What you should do. Lift out each line of the data that holds "time".

Available records.
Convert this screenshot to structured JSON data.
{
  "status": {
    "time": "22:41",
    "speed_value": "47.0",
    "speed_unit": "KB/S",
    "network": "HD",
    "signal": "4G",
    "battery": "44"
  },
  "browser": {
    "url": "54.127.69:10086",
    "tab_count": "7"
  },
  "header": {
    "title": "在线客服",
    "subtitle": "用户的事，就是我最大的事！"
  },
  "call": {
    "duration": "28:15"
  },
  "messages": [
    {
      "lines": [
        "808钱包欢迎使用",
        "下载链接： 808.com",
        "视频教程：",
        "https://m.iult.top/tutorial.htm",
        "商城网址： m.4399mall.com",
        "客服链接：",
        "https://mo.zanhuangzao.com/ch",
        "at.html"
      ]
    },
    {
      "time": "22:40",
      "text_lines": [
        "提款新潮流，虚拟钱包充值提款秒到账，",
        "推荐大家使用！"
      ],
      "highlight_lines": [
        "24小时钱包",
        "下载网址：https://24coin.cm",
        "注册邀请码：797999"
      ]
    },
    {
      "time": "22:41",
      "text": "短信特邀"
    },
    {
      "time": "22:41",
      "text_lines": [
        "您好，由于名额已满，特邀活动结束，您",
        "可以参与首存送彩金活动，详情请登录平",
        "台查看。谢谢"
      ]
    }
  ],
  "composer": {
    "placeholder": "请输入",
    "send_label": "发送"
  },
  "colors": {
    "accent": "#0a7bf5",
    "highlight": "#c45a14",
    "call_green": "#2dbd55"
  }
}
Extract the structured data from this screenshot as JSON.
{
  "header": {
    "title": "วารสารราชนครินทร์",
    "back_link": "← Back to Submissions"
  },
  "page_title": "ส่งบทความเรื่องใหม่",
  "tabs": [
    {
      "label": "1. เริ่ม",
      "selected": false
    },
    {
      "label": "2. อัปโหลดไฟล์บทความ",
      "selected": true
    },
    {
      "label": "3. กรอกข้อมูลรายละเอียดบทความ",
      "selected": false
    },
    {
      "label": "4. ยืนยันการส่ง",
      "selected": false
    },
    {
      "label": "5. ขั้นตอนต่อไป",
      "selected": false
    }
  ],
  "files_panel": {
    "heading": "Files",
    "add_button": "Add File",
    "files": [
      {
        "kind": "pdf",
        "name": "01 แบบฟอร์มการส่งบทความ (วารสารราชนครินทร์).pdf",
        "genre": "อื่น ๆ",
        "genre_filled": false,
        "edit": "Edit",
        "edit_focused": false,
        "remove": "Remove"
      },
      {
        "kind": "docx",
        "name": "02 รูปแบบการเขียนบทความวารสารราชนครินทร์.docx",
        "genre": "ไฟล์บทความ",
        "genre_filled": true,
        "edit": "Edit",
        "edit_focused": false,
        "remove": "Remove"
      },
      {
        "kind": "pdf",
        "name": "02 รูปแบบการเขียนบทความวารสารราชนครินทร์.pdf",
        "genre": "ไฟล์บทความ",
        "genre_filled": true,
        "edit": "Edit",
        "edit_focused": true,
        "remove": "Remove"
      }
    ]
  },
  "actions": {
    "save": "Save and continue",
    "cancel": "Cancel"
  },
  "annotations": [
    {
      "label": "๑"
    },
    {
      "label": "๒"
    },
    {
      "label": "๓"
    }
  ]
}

Solution for this exercise.
    "time": "22:41",
      "time": "22:40",
      "time": "22:41",
      "time": "22:41",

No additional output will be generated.